* Exercise brief: Pull every line with "tissue" from the material.

* Source material:
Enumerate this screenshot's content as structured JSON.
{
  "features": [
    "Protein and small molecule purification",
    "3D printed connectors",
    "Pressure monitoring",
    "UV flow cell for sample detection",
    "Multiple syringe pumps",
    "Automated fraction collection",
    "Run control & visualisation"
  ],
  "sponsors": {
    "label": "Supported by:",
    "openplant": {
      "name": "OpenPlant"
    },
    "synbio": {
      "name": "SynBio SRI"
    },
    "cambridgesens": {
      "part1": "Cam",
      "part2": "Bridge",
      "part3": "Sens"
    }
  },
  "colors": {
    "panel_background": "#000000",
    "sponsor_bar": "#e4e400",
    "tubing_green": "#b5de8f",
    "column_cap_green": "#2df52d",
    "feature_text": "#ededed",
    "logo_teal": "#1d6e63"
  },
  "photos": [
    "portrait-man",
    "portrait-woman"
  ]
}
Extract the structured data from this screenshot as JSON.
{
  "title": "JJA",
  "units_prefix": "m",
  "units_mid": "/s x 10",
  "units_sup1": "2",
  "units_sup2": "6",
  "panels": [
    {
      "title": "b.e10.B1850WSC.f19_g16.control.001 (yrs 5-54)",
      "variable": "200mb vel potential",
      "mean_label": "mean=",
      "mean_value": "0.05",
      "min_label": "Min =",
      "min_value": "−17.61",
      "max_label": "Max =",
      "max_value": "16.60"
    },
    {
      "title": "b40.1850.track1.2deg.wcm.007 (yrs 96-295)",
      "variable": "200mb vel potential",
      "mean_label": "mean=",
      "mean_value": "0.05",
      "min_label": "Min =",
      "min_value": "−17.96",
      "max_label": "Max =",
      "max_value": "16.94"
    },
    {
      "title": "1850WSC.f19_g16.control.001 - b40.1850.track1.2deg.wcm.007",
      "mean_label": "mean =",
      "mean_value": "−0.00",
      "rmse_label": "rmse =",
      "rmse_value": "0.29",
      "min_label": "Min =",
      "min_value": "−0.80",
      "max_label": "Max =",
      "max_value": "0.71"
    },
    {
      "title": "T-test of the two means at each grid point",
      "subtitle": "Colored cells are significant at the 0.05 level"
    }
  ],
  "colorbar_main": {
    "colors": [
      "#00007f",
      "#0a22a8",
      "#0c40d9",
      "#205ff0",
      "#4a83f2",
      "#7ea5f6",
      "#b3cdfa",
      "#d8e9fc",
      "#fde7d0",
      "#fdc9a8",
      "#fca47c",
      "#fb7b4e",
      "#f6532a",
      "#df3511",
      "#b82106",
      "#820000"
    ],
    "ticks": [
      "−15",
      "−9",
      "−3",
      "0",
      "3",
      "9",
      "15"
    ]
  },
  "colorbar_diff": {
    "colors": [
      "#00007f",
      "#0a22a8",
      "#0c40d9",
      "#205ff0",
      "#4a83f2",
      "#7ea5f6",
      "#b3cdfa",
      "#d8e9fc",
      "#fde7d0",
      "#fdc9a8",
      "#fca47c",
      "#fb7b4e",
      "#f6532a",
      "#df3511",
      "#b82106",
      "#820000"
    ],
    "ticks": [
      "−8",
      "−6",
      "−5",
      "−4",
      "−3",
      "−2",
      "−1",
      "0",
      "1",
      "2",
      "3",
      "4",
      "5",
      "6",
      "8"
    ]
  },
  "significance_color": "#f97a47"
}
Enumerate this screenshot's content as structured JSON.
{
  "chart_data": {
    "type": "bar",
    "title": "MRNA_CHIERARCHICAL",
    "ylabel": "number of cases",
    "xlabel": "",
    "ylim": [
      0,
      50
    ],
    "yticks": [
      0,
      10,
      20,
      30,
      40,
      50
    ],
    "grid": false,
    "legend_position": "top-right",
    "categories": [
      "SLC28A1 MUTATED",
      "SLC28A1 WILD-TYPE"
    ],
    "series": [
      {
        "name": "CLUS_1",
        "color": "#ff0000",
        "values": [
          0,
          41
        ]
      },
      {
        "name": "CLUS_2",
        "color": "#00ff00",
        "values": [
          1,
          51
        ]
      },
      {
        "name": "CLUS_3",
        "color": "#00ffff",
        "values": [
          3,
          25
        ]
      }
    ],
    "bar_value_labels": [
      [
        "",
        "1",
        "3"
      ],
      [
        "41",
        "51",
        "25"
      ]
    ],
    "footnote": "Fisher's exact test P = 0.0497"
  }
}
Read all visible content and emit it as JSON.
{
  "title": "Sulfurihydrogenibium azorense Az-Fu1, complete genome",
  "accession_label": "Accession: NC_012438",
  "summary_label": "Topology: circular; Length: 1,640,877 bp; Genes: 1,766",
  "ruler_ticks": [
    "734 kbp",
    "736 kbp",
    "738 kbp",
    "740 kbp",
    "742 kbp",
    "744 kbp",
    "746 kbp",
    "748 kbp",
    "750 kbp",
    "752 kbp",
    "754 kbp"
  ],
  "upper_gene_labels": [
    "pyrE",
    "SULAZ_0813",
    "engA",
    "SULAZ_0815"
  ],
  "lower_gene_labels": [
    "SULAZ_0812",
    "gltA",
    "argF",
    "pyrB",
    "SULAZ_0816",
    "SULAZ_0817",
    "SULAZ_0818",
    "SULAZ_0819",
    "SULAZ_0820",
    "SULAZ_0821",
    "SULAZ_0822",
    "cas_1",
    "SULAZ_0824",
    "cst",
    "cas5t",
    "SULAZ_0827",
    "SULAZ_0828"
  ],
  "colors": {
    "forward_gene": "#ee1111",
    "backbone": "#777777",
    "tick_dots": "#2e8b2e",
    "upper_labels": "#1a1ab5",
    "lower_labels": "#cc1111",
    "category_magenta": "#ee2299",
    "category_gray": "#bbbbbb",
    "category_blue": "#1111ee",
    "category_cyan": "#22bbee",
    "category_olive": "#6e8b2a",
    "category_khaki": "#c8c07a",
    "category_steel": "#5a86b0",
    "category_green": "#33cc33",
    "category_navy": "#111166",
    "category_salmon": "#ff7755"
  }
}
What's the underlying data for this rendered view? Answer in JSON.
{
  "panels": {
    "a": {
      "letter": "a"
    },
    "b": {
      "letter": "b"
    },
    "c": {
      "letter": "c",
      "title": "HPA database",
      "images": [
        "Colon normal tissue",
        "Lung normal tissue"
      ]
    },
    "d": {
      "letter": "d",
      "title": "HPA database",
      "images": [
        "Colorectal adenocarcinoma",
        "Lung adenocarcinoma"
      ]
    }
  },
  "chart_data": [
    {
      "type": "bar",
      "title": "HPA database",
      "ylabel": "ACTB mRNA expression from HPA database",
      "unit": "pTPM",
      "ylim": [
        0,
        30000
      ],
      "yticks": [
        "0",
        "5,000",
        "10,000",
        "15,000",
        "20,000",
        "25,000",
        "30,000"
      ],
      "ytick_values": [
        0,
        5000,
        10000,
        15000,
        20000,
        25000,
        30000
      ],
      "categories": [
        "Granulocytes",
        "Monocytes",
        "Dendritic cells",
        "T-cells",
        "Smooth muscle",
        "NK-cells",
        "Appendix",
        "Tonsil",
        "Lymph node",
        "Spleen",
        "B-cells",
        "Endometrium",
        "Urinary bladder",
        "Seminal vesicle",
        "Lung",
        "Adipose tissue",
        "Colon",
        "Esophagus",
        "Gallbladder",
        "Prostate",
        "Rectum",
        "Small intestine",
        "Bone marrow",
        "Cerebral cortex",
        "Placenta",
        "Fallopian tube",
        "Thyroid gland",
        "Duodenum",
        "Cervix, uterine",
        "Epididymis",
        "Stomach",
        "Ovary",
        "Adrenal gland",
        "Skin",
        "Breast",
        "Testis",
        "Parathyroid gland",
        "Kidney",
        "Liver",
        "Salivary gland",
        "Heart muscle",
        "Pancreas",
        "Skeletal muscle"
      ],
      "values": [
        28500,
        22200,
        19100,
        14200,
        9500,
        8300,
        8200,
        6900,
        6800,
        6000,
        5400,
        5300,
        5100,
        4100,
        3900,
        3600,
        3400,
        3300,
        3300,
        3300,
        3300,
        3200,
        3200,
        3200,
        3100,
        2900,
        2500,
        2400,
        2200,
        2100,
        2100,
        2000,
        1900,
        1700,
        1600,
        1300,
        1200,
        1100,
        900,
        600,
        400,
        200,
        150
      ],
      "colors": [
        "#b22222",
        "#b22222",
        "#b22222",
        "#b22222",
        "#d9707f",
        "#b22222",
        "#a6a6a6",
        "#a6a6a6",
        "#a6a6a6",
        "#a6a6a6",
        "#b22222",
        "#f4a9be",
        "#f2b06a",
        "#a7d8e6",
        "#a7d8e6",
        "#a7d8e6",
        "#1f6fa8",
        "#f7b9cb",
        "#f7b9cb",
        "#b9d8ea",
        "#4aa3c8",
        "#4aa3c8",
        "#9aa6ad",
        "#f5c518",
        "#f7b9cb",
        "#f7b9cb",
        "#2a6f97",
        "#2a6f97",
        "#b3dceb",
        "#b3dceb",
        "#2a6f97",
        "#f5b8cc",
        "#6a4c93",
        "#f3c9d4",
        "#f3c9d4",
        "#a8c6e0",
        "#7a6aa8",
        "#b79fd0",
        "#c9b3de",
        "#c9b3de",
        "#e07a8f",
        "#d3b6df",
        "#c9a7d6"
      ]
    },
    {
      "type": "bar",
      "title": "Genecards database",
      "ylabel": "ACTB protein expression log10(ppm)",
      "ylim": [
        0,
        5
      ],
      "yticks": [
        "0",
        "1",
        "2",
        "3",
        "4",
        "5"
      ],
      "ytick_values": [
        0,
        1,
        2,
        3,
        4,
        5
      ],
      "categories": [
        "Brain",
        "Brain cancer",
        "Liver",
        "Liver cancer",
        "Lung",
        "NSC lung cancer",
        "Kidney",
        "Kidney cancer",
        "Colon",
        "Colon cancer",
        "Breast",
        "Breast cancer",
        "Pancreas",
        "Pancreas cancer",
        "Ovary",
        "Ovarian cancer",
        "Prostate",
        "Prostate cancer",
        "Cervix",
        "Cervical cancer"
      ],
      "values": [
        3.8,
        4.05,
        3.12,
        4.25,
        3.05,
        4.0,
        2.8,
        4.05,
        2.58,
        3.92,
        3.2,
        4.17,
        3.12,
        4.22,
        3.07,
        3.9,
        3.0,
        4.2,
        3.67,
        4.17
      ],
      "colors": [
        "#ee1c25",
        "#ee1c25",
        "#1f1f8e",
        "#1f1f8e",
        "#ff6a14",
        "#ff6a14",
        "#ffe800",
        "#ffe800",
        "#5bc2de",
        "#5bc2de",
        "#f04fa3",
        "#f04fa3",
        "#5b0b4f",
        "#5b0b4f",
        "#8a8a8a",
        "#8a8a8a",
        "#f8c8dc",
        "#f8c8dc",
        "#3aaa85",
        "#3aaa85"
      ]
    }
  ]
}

* Exercise solution:
        "Colon normal tissue",
        "Lung normal tissue"
        "Adipose tissue",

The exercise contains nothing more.